◆ WHAT IS ASKED ◆
Exact reproduction is required for all entries.

(Saved entries)
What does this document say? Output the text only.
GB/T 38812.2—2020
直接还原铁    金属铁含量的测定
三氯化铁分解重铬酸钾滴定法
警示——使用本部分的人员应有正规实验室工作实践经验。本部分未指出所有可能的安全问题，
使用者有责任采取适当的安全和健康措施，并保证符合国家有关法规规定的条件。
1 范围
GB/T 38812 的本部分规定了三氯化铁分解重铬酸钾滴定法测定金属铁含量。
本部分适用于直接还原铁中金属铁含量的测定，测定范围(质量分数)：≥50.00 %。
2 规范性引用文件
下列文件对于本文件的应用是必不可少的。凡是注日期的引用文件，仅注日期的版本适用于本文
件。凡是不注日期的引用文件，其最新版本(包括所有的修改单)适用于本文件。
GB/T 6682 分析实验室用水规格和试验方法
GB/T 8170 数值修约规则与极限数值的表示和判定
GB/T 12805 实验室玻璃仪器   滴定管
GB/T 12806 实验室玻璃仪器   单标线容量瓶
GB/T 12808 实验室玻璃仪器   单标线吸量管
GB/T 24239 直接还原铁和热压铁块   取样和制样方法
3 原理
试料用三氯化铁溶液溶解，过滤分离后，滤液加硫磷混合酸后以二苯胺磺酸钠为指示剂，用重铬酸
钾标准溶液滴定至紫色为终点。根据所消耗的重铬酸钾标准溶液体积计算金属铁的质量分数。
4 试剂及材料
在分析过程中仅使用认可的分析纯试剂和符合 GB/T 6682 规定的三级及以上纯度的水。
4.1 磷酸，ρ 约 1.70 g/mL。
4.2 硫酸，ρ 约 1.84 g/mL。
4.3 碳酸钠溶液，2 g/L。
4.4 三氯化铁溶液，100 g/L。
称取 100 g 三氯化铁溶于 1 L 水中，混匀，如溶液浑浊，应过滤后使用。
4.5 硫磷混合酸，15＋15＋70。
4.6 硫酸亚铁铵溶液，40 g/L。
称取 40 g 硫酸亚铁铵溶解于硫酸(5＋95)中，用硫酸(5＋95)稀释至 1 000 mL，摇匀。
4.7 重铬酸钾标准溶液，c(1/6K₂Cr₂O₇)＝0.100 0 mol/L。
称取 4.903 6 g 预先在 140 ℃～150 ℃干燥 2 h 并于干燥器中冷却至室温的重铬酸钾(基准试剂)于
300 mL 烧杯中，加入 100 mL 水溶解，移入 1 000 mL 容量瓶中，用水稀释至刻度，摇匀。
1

◆ ANSWER FOR THIS EXERCISE ◆
What does this document say? Output the text only.
GB/T 38812.2—2020
直接还原铁    金属铁含量的测定
三氯化铁分解重铬酸钾滴定法
警示——使用本部分的人员应有正规实验室工作实践经验。本部分未指出所有可能的安全问题，
使用者有责任采取适当的安全和健康措施，并保证符合国家有关法规规定的条件。
1 范围
GB/T 38812 的本部分规定了三氯化铁分解重铬酸钾滴定法测定金属铁含量。
本部分适用于直接还原铁中金属铁含量的测定，测定范围(质量分数)：≥50.00 %。
2 规范性引用文件
下列文件对于本文件的应用是必不可少的。凡是注日期的引用文件，仅注日期的版本适用于本文
件。凡是不注日期的引用文件，其最新版本(包括所有的修改单)适用于本文件。
GB/T 6682 分析实验室用水规格和试验方法
GB/T 8170 数值修约规则与极限数值的表示和判定
GB/T 12805 实验室玻璃仪器   滴定管
GB/T 12806 实验室玻璃仪器   单标线容量瓶
GB/T 12808 实验室玻璃仪器   单标线吸量管
GB/T 24239 直接还原铁和热压铁块   取样和制样方法
3 原理
试料用三氯化铁溶液溶解，过滤分离后，滤液加硫磷混合酸后以二苯胺磺酸钠为指示剂，用重铬酸
钾标准溶液滴定至紫色为终点。根据所消耗的重铬酸钾标准溶液体积计算金属铁的质量分数。
4 试剂及材料
在分析过程中仅使用认可的分析纯试剂和符合 GB/T 6682 规定的三级及以上纯度的水。
4.1 磷酸，ρ 约 1.70 g/mL。
4.2 硫酸，ρ 约 1.84 g/mL。
4.3 碳酸钠溶液，2 g/L。
4.4 三氯化铁溶液，100 g/L。
称取 100 g 三氯化铁溶于 1 L 水中，混匀，如溶液浑浊，应过滤后使用。
4.5 硫磷混合酸，15＋15＋70。
4.6 硫酸亚铁铵溶液，40 g/L。
称取 40 g 硫酸亚铁铵溶解于硫酸(5＋95)中，用硫酸(5＋95)稀释至 1 000 mL，摇匀。
4.7 重铬酸钾标准溶液，c(1/6K₂Cr₂O₇)＝0.100 0 mol/L。
称取 4.903 6 g 预先在 140 ℃～150 ℃干燥 2 h 并于干燥器中冷却至室温的重铬酸钾(基准试剂)于
300 mL 烧杯中，加入 100 mL 水溶解，移入 1 000 mL 容量瓶中，用水稀释至刻度，摇匀。
1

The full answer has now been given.